Do this – Find the string "oxidised" and gather every line that holds it.

-- Start Data supplied --

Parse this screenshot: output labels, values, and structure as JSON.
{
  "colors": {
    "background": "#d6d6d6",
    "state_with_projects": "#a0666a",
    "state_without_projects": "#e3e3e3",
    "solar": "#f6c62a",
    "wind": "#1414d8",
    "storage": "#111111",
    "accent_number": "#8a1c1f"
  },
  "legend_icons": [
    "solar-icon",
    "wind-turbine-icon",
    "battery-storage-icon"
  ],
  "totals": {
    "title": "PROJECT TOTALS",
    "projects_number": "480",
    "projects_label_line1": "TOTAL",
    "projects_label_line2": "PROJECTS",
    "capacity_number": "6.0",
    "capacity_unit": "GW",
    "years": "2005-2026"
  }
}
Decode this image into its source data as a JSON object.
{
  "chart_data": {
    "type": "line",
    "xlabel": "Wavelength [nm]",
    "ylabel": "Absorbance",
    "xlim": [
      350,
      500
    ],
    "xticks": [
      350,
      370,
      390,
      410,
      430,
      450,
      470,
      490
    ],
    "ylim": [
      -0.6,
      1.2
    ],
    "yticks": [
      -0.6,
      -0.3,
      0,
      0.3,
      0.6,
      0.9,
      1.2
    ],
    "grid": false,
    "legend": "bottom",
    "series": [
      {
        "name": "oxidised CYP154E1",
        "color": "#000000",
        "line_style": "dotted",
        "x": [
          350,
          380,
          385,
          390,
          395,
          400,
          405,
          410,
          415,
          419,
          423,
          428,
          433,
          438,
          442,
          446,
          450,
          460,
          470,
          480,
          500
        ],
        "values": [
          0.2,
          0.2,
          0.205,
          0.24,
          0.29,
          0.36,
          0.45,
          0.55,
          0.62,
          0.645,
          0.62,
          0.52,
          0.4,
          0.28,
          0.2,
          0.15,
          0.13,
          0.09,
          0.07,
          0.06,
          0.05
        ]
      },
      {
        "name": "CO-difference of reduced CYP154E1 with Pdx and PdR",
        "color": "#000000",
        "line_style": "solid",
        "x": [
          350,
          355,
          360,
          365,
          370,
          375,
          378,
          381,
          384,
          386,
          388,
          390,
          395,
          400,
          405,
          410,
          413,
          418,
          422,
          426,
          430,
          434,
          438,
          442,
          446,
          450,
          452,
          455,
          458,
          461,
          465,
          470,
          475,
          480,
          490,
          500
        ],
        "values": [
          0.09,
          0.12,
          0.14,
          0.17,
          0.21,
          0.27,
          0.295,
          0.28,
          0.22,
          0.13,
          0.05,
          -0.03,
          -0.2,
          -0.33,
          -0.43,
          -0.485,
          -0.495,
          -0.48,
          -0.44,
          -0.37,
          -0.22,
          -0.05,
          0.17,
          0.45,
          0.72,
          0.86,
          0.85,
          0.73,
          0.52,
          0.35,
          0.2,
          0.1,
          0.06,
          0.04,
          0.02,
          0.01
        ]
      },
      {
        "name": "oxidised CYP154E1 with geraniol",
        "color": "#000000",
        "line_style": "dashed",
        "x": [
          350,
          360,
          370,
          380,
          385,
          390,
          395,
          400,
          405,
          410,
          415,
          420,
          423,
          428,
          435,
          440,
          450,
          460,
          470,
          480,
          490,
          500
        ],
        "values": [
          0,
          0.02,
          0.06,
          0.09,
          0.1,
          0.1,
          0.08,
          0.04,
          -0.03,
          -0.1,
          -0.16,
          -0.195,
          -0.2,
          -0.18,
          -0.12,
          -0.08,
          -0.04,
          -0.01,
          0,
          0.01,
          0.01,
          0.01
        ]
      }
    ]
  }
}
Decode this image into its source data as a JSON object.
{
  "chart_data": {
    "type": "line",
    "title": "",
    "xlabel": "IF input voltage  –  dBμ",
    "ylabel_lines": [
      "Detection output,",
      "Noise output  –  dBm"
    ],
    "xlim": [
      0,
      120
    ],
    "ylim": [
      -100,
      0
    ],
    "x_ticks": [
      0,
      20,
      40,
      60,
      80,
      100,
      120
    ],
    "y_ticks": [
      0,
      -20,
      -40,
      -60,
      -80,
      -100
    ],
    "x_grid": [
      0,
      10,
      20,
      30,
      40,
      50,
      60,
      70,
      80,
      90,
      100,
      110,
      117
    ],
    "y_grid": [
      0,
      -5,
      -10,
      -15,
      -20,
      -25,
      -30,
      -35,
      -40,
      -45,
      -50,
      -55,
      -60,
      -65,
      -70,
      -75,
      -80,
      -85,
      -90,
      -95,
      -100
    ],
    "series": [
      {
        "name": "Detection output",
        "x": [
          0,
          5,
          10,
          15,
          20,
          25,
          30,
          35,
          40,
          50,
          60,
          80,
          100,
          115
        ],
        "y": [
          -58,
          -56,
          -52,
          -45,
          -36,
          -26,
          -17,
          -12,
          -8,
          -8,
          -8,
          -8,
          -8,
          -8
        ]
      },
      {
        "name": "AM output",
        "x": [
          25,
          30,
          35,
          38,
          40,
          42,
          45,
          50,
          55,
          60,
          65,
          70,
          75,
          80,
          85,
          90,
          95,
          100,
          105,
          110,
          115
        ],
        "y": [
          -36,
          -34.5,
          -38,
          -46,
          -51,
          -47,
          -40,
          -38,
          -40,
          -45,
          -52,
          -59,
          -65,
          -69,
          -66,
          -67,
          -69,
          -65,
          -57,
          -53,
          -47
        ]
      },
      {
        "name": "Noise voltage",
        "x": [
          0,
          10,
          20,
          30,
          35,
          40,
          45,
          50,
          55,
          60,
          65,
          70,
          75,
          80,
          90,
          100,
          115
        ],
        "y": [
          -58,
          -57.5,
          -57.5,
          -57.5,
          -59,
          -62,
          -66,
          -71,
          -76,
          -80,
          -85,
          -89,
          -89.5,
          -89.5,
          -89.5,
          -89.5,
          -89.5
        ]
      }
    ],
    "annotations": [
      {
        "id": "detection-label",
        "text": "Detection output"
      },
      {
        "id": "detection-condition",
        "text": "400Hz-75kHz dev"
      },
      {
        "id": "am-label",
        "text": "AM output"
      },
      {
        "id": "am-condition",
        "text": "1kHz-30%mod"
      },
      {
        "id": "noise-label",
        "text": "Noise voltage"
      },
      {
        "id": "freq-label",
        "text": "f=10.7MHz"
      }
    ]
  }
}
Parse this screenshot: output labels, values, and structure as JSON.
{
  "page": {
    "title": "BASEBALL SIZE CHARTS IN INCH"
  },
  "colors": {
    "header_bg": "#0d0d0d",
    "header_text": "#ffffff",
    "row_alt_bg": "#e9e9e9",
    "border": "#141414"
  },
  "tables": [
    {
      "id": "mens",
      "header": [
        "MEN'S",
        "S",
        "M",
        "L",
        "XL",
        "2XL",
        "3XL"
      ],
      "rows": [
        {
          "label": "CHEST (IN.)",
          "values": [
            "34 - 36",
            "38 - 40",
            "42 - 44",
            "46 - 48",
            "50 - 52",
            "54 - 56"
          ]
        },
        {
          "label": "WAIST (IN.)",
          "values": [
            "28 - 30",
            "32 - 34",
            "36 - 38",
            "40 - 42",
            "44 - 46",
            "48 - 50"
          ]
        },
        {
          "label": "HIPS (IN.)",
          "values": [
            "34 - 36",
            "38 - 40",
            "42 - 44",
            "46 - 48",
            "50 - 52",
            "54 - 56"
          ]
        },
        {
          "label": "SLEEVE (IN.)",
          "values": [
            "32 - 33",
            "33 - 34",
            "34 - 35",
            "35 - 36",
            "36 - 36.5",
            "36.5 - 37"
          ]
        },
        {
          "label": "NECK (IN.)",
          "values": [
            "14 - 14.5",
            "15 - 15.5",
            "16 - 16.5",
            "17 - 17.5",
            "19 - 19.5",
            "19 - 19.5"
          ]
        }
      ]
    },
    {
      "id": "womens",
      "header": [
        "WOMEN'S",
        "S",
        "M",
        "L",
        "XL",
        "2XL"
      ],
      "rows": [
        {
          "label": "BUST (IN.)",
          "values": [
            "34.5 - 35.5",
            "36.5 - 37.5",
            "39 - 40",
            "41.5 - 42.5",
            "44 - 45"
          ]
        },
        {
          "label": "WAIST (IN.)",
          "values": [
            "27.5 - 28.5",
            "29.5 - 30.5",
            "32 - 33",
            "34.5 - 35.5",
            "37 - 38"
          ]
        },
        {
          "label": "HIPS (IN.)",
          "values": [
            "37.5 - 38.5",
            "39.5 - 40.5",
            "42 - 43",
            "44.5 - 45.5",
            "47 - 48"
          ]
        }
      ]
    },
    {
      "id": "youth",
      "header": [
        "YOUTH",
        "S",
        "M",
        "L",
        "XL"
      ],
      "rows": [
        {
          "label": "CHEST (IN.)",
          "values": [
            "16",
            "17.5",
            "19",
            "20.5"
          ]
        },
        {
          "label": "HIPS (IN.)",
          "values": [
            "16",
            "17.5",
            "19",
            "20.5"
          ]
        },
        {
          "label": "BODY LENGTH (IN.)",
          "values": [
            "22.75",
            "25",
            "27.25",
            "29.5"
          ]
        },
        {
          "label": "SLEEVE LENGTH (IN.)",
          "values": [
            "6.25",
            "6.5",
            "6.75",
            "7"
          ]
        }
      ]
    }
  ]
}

-- End Data supplied --

The output –
        "name": "oxidised CYP154E1",
        "name": "oxidised CYP154E1 with geraniol",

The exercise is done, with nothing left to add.